Dataset rows about figures:
+ + + +

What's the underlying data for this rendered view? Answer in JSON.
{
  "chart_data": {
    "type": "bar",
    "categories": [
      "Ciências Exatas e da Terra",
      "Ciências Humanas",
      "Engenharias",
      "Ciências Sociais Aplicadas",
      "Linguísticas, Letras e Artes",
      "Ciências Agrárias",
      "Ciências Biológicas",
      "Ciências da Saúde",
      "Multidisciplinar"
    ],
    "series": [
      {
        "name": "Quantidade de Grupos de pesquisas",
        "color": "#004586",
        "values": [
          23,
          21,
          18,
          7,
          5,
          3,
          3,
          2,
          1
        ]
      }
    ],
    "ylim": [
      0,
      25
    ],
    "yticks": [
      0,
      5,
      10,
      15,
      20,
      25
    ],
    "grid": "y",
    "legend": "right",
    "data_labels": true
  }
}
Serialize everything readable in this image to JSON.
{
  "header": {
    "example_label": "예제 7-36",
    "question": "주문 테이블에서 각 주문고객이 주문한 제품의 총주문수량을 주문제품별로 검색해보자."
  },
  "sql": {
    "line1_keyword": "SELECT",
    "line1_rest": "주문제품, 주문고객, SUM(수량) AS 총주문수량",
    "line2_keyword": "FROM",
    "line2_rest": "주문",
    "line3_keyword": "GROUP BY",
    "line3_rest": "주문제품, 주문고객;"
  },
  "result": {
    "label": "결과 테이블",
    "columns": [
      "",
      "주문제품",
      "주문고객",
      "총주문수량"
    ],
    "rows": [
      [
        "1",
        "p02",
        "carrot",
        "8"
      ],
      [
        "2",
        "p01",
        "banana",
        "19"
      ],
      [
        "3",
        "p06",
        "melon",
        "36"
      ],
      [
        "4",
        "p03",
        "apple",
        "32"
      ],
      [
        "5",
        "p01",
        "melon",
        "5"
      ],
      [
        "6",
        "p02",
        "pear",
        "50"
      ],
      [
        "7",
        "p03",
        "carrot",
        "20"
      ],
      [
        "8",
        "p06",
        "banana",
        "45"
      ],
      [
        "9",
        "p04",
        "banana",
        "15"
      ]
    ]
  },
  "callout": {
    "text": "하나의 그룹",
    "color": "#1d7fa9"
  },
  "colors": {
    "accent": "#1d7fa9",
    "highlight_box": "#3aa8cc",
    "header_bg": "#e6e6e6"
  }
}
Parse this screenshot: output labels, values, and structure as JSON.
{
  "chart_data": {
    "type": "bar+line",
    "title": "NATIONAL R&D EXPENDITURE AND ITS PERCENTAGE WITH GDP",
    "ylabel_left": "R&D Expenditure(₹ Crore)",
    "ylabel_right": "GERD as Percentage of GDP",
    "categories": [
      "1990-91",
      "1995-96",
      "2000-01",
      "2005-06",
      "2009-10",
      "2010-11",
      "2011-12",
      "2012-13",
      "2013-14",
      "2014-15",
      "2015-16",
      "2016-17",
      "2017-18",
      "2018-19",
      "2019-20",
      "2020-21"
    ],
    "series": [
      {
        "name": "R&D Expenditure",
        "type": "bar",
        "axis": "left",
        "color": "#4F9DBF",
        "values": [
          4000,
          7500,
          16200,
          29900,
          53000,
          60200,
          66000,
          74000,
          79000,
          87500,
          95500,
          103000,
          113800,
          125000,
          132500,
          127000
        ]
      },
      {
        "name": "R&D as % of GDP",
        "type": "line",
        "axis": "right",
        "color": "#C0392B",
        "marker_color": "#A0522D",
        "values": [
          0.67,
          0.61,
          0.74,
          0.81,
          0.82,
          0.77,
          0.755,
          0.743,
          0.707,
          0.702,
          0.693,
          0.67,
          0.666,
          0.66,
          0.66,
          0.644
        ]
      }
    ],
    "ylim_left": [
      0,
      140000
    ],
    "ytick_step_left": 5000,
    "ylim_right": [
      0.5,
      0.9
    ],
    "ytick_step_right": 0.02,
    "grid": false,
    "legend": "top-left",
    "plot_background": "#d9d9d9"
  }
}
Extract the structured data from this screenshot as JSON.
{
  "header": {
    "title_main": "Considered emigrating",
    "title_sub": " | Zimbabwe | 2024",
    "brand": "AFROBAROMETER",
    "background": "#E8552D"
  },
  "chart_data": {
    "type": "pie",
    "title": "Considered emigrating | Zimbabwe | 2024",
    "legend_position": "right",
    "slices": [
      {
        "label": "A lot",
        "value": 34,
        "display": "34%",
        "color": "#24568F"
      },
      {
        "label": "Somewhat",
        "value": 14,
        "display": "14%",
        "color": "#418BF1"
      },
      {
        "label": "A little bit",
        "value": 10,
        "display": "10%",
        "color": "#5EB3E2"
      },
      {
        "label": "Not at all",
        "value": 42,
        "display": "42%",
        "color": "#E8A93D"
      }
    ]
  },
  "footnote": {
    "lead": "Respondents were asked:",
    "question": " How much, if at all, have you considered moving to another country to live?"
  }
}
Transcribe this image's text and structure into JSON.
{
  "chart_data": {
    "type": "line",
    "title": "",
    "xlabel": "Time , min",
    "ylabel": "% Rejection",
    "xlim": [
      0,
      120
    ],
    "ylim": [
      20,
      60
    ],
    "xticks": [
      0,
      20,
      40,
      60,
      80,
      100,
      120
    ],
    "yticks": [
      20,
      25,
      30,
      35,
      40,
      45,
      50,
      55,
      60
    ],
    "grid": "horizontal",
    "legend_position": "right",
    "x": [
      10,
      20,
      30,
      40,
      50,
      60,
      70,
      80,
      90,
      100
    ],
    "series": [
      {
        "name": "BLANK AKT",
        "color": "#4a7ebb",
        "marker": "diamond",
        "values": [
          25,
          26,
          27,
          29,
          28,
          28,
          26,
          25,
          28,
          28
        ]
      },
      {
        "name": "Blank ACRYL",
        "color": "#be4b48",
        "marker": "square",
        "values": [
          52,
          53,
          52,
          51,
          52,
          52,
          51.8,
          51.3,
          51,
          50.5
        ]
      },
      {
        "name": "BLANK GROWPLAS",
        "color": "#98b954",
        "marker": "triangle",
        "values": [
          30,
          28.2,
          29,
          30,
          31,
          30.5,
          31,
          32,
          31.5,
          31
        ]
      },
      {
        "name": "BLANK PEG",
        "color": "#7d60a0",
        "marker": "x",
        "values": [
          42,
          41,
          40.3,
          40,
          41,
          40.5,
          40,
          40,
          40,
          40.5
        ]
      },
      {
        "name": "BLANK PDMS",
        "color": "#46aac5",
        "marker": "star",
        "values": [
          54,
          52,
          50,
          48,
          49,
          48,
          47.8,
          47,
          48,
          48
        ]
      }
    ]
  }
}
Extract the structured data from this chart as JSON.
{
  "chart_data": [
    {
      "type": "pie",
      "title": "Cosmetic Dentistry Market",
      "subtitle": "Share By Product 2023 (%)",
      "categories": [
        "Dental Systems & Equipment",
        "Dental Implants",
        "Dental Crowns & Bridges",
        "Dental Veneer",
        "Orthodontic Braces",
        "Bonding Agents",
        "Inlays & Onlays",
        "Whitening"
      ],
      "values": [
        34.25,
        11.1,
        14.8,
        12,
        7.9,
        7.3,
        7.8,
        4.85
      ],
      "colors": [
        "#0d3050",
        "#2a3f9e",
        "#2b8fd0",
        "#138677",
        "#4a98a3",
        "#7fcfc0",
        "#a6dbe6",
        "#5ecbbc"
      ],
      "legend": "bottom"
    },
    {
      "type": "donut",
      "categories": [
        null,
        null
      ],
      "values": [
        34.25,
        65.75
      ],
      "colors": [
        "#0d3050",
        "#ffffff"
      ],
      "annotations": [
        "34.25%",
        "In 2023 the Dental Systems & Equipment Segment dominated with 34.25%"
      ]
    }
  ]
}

+ + + +

> Task:
Each line above is to be repeated exactly.

> Answer for the task:
What's the underlying data for this rendered view? Answer in JSON.
{
  "chart_data": {
    "type": "bar",
    "categories": [
      "Ciências Exatas e da Terra",
      "Ciências Humanas",
      "Engenharias",
      "Ciências Sociais Aplicadas",
      "Linguísticas, Letras e Artes",
      "Ciências Agrárias",
      "Ciências Biológicas",
      "Ciências da Saúde",
      "Multidisciplinar"
    ],
    "series": [
      {
        "name": "Quantidade de Grupos de pesquisas",
        "color": "#004586",
        "values": [
          23,
          21,
          18,
          7,
          5,
          3,
          3,
          2,
          1
        ]
      }
    ],
    "ylim": [
      0,
      25
    ],
    "yticks": [
      0,
      5,
      10,
      15,
      20,
      25
    ],
    "grid": "y",
    "legend": "right",
    "data_labels": true
  }
}
Serialize everything readable in this image to JSON.
{
  "header": {
    "example_label": "예제 7-36",
    "question": "주문 테이블에서 각 주문고객이 주문한 제품의 총주문수량을 주문제품별로 검색해보자."
  },
  "sql": {
    "line1_keyword": "SELECT",
    "line1_rest": "주문제품, 주문고객, SUM(수량) AS 총주문수량",
    "line2_keyword": "FROM",
    "line2_rest": "주문",
    "line3_keyword": "GROUP BY",
    "line3_rest": "주문제품, 주문고객;"
  },
  "result": {
    "label": "결과 테이블",
    "columns": [
      "",
      "주문제품",
      "주문고객",
      "총주문수량"
    ],
    "rows": [
      [
        "1",
        "p02",
        "carrot",
        "8"
      ],
      [
        "2",
        "p01",
        "banana",
        "19"
      ],
      [
        "3",
        "p06",
        "melon",
        "36"
      ],
      [
        "4",
        "p03",
        "apple",
        "32"
      ],
      [
        "5",
        "p01",
        "melon",
        "5"
      ],
      [
        "6",
        "p02",
        "pear",
        "50"
      ],
      [
        "7",
        "p03",
        "carrot",
        "20"
      ],
      [
        "8",
        "p06",
        "banana",
        "45"
      ],
      [
        "9",
        "p04",
        "banana",
        "15"
      ]
    ]
  },
  "callout": {
    "text": "하나의 그룹",
    "color": "#1d7fa9"
  },
  "colors": {
    "accent": "#1d7fa9",
    "highlight_box": "#3aa8cc",
    "header_bg": "#e6e6e6"
  }
}
Parse this screenshot: output labels, values, and structure as JSON.
{
  "chart_data": {
    "type": "bar+line",
    "title": "NATIONAL R&D EXPENDITURE AND ITS PERCENTAGE WITH GDP",
    "ylabel_left": "R&D Expenditure(₹ Crore)",
    "ylabel_right": "GERD as Percentage of GDP",
    "categories": [
      "1990-91",
      "1995-96",
      "2000-01",
      "2005-06",
      "2009-10",
      "2010-11",
      "2011-12",
      "2012-13",
      "2013-14",
      "2014-15",
      "2015-16",
      "2016-17",
      "2017-18",
      "2018-19",
      "2019-20",
      "2020-21"
    ],
    "series": [
      {
        "name": "R&D Expenditure",
        "type": "bar",
        "axis": "left",
        "color": "#4F9DBF",
        "values": [
          4000,
          7500,
          16200,
          29900,
          53000,
          60200,
          66000,
          74000,
          79000,
          87500,
          95500,
          103000,
          113800,
          125000,
          132500,
          127000
        ]
      },
      {
        "name": "R&D as % of GDP",
        "type": "line",
        "axis": "right",
        "color": "#C0392B",
        "marker_color": "#A0522D",
        "values": [
          0.67,
          0.61,
          0.74,
          0.81,
          0.82,
          0.77,
          0.755,
          0.743,
          0.707,
          0.702,
          0.693,
          0.67,
          0.666,
          0.66,
          0.66,
          0.644
        ]
      }
    ],
    "ylim_left": [
      0,
      140000
    ],
    "ytick_step_left": 5000,
    "ylim_right": [
      0.5,
      0.9
    ],
    "ytick_step_right": 0.02,
    "grid": false,
    "legend": "top-left",
    "plot_background": "#d9d9d9"
  }
}
Extract the structured data from this screenshot as JSON.
{
  "header": {
    "title_main": "Considered emigrating",
    "title_sub": " | Zimbabwe | 2024",
    "brand": "AFROBAROMETER",
    "background": "#E8552D"
  },
  "chart_data": {
    "type": "pie",
    "title": "Considered emigrating | Zimbabwe | 2024",
    "legend_position": "right",
    "slices": [
      {
        "label": "A lot",
        "value": 34,
        "display": "34%",
        "color": "#24568F"
      },
      {
        "label": "Somewhat",
        "value": 14,
        "display": "14%",
        "color": "#418BF1"
      },
      {
        "label": "A little bit",
        "value": 10,
        "display": "10%",
        "color": "#5EB3E2"
      },
      {
        "label": "Not at all",
        "value": 42,
        "display": "42%",
        "color": "#E8A93D"
      }
    ]
  },
  "footnote": {
    "lead": "Respondents were asked:",
    "question": " How much, if at all, have you considered moving to another country to live?"
  }
}
Transcribe this image's text and structure into JSON.
{
  "chart_data": {
    "type": "line",
    "title": "",
    "xlabel": "Time , min",
    "ylabel": "% Rejection",
    "xlim": [
      0,
      120
    ],
    "ylim": [
      20,
      60
    ],
    "xticks": [
      0,
      20,
      40,
      60,
      80,
      100,
      120
    ],
    "yticks": [
      20,
      25,
      30,
      35,
      40,
      45,
      50,
      55,
      60
    ],
    "grid": "horizontal",
    "legend_position": "right",
    "x": [
      10,
      20,
      30,
      40,
      50,
      60,
      70,
      80,
      90,
      100
    ],
    "series": [
      {
        "name": "BLANK AKT",
        "color": "#4a7ebb",
        "marker": "diamond",
        "values": [
          25,
          26,
          27,
          29,
          28,
          28,
          26,
          25,
          28,
          28
        ]
      },
      {
        "name": "Blank ACRYL",
        "color": "#be4b48",
        "marker": "square",
        "values": [
          52,
          53,
          52,
          51,
          52,
          52,
          51.8,
          51.3,
          51,
          50.5
        ]
      },
      {
        "name": "BLANK GROWPLAS",
        "color": "#98b954",
        "marker": "triangle",
        "values": [
          30,
          28.2,
          29,
          30,
          31,
          30.5,
          31,
          32,
          31.5,
          31
        ]
      },
      {
        "name": "BLANK PEG",
        "color": "#7d60a0",
        "marker": "x",
        "values": [
          42,
          41,
          40.3,
          40,
          41,
          40.5,
          40,
          40,
          40,
          40.5
        ]
      },
      {
        "name": "BLANK PDMS",
        "color": "#46aac5",
        "marker": "star",
        "values": [
          54,
          52,
          50,
          48,
          49,
          48,
          47.8,
          47,
          48,
          48
        ]
      }
    ]
  }
}
Extract the structured data from this chart as JSON.
{
  "chart_data": [
    {
      "type": "pie",
      "title": "Cosmetic Dentistry Market",
      "subtitle": "Share By Product 2023 (%)",
      "categories": [
        "Dental Systems & Equipment",
        "Dental Implants",
        "Dental Crowns & Bridges",
        "Dental Veneer",
        "Orthodontic Braces",
        "Bonding Agents",
        "Inlays & Onlays",
        "Whitening"
      ],
      "values": [
        34.25,
        11.1,
        14.8,
        12,
        7.9,
        7.3,
        7.8,
        4.85
      ],
      "colors": [
        "#0d3050",
        "#2a3f9e",
        "#2b8fd0",
        "#138677",
        "#4a98a3",
        "#7fcfc0",
        "#a6dbe6",
        "#5ecbbc"
      ],
      "legend": "bottom"
    },
    {
      "type": "donut",
      "categories": [
        null,
        null
      ],
      "values": [
        34.25,
        65.75
      ],
      "colors": [
        "#0d3050",
        "#ffffff"
      ],
      "annotations": [
        "34.25%",
        "In 2023 the Dental Systems & Equipment Segment dominated with 34.25%"
      ]
    }
  ]
}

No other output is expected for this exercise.